- RECORDS FOR PROCESSING

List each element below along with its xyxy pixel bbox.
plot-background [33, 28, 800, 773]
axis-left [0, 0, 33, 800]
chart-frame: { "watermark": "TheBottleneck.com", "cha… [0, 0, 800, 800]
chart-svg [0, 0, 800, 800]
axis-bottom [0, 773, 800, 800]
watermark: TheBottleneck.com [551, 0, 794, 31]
...
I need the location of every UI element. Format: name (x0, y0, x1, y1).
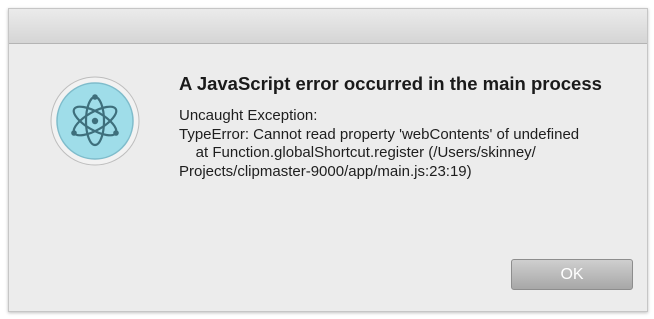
==
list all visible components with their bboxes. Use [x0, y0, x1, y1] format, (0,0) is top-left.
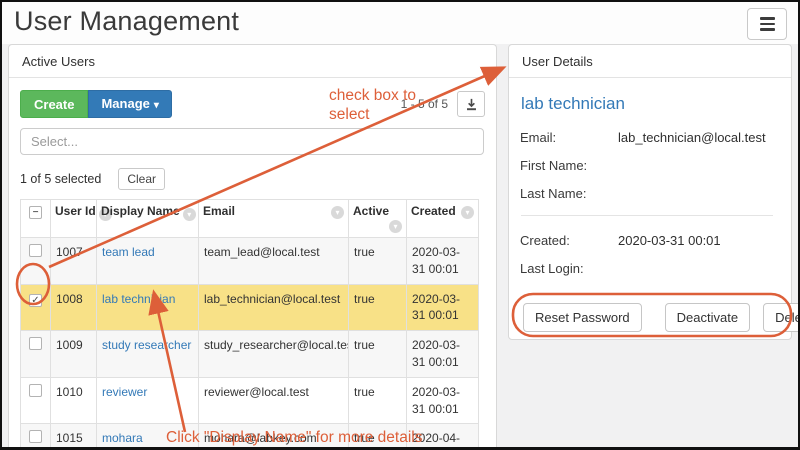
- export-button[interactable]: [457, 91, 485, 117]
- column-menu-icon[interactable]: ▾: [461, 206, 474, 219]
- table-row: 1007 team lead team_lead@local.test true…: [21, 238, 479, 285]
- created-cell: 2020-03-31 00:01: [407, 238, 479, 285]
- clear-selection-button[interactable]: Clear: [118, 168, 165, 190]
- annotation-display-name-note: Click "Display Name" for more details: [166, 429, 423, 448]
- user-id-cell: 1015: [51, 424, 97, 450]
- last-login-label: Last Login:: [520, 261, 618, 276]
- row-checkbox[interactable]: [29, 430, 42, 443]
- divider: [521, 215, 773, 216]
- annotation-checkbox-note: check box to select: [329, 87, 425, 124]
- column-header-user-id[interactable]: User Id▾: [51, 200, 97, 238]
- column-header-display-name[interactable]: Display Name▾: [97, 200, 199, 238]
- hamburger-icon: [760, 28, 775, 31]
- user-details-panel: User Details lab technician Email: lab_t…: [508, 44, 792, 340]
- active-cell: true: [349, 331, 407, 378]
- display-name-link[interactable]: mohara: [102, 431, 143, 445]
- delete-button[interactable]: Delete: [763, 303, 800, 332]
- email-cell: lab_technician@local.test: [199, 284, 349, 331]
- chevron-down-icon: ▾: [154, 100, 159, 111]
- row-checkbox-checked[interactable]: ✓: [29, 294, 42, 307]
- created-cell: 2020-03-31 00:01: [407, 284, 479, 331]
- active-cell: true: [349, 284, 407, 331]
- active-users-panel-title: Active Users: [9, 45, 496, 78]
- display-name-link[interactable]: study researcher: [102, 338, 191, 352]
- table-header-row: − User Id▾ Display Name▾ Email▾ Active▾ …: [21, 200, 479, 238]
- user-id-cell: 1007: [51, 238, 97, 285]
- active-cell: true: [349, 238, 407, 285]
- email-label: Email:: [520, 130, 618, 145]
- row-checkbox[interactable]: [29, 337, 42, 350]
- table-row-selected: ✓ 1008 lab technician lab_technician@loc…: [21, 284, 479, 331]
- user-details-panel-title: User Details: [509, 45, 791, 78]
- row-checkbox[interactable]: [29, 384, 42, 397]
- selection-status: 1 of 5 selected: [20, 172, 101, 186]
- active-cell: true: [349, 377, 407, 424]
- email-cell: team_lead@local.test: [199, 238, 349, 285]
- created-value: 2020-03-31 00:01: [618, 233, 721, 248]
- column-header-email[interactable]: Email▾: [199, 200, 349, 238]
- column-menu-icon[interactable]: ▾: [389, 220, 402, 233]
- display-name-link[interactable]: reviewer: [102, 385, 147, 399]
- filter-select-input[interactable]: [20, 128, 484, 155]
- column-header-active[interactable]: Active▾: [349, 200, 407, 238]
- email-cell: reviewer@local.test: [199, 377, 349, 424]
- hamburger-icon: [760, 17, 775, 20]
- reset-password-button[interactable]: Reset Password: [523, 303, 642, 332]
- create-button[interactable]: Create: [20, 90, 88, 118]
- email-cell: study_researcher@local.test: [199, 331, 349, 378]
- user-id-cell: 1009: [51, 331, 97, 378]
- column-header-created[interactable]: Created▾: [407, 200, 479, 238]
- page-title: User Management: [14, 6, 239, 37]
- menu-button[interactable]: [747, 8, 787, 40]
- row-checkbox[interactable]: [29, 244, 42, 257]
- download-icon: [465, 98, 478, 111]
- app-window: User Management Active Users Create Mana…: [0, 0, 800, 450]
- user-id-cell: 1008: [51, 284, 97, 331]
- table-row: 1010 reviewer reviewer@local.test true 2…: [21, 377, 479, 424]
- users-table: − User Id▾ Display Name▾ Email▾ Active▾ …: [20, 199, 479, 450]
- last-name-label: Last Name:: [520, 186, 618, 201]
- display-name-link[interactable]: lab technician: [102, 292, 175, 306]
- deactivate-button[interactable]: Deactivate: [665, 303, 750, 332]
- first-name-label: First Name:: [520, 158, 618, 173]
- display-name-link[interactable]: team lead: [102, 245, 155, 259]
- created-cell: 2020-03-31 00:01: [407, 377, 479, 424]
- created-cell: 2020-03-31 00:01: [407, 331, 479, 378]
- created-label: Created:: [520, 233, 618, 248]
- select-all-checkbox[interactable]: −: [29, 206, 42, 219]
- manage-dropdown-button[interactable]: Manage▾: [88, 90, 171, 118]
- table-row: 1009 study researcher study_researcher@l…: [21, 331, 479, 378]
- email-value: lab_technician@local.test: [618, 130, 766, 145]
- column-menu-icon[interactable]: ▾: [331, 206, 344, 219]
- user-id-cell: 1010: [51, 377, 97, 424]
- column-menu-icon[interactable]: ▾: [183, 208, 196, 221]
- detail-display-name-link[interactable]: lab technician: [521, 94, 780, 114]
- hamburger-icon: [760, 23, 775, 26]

- SET TASK
Retype the records verbatim, beginning at the line that contains "List each element" and stopping after the line that contains "watermark: TheBottleneck.com [551, 0, 794, 31]".

- TASK SOLUTION
List each element below along with its xyxy pixel bbox.
plot-background [33, 28, 800, 773]
axis-left [0, 0, 33, 800]
chart-frame: { "watermark": "TheBottleneck.com", "cha… [0, 0, 800, 800]
chart-svg [0, 0, 800, 800]
axis-bottom [0, 773, 800, 800]
watermark: TheBottleneck.com [551, 0, 794, 31]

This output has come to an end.